Job:
Go through the material and tally the lines containing the string "FROM". Give the total alone.

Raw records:
○ ○ ○ ○ ○
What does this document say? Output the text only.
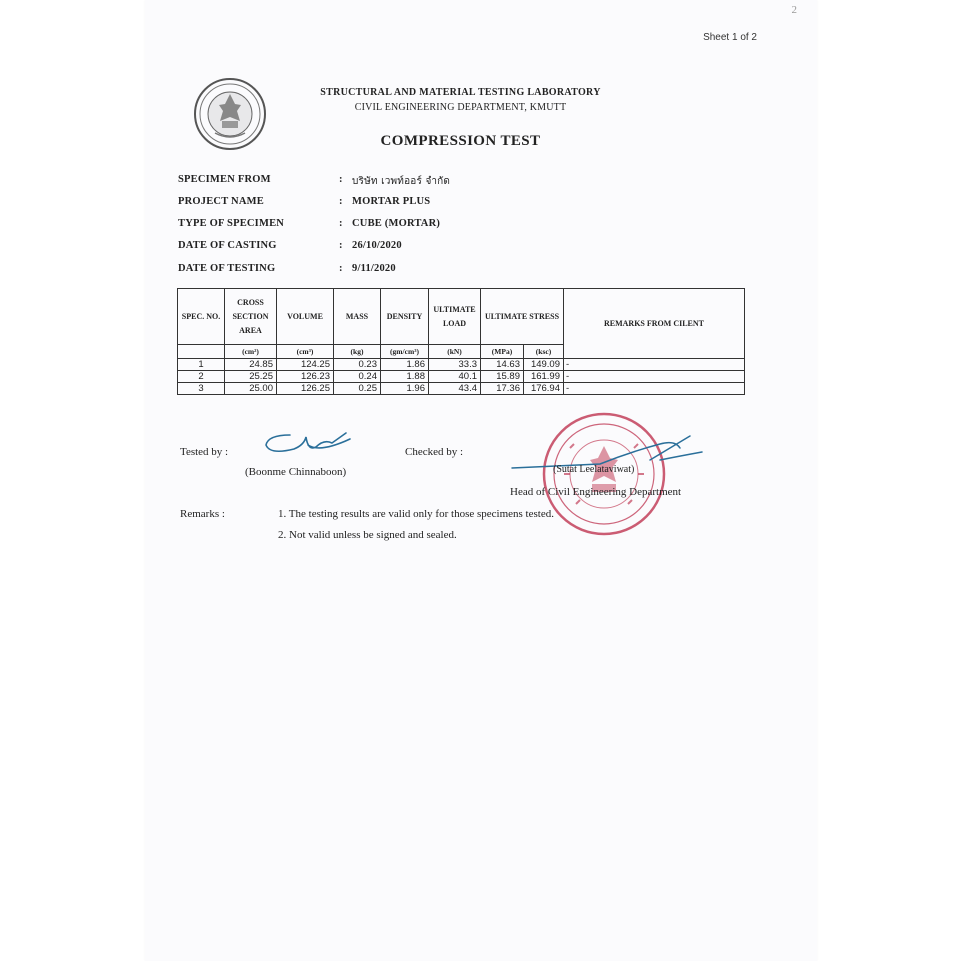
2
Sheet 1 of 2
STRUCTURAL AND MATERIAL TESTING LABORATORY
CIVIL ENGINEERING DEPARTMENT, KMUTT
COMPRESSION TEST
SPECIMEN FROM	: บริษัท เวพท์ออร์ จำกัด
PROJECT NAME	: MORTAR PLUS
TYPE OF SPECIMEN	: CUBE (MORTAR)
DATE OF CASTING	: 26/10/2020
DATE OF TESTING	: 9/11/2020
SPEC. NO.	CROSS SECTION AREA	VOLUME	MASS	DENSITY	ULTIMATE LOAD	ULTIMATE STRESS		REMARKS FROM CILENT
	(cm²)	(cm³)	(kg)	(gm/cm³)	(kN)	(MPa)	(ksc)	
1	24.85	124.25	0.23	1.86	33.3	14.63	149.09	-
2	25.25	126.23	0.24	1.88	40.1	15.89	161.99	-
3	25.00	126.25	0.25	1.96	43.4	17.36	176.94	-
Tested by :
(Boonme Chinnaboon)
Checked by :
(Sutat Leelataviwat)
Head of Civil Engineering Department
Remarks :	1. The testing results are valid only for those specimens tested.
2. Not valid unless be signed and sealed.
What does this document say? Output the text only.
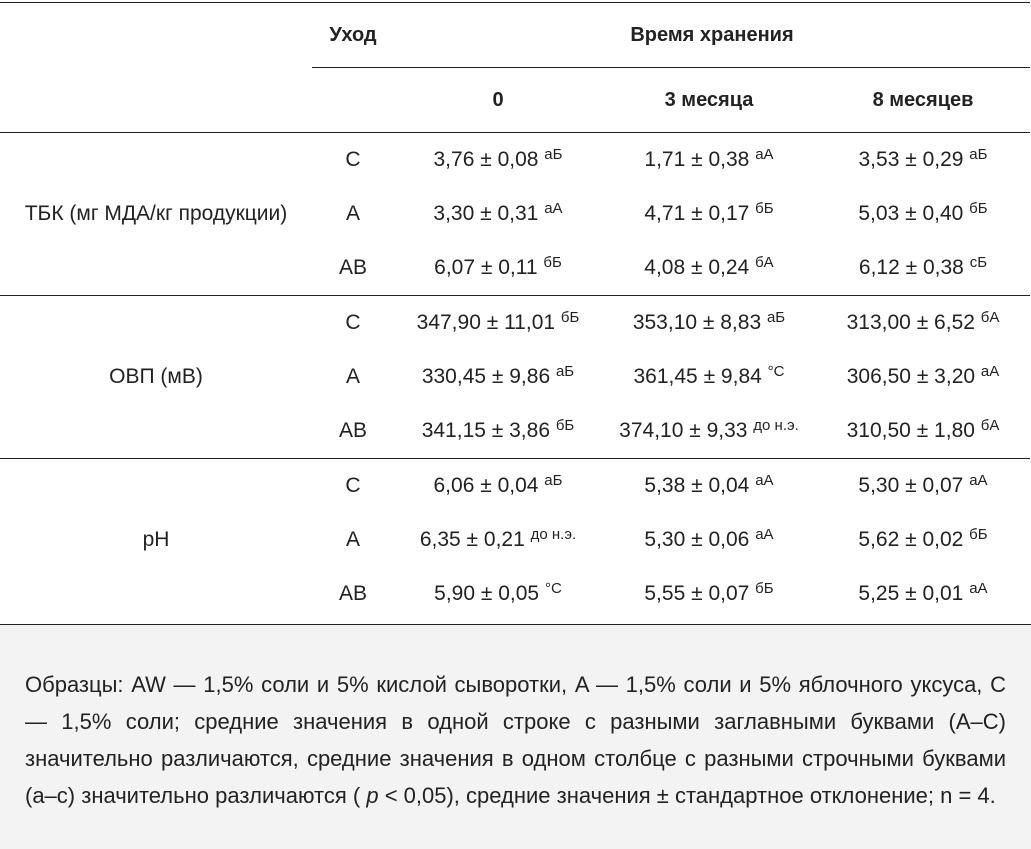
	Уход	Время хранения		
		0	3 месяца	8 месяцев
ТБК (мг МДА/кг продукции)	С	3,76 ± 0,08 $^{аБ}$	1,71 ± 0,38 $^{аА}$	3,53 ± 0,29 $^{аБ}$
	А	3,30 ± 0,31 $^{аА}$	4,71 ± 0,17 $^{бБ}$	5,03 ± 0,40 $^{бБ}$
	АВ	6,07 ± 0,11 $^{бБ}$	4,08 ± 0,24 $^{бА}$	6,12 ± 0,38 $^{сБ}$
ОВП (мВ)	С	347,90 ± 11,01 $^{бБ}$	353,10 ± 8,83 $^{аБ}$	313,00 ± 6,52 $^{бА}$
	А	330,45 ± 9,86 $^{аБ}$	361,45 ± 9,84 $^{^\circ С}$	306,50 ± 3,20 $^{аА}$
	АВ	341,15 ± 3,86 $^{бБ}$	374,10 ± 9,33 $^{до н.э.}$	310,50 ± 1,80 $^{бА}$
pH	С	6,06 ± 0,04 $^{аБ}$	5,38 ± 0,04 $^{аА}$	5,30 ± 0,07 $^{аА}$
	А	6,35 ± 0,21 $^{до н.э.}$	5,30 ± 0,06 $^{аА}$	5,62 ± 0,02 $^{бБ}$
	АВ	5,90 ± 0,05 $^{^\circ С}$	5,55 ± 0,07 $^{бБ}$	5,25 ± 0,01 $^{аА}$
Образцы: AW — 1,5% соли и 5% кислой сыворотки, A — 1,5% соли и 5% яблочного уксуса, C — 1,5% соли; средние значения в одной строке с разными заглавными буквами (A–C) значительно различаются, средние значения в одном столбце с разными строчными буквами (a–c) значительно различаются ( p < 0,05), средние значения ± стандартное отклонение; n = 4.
○ ○ ○ ○ ○
Expected answer:
2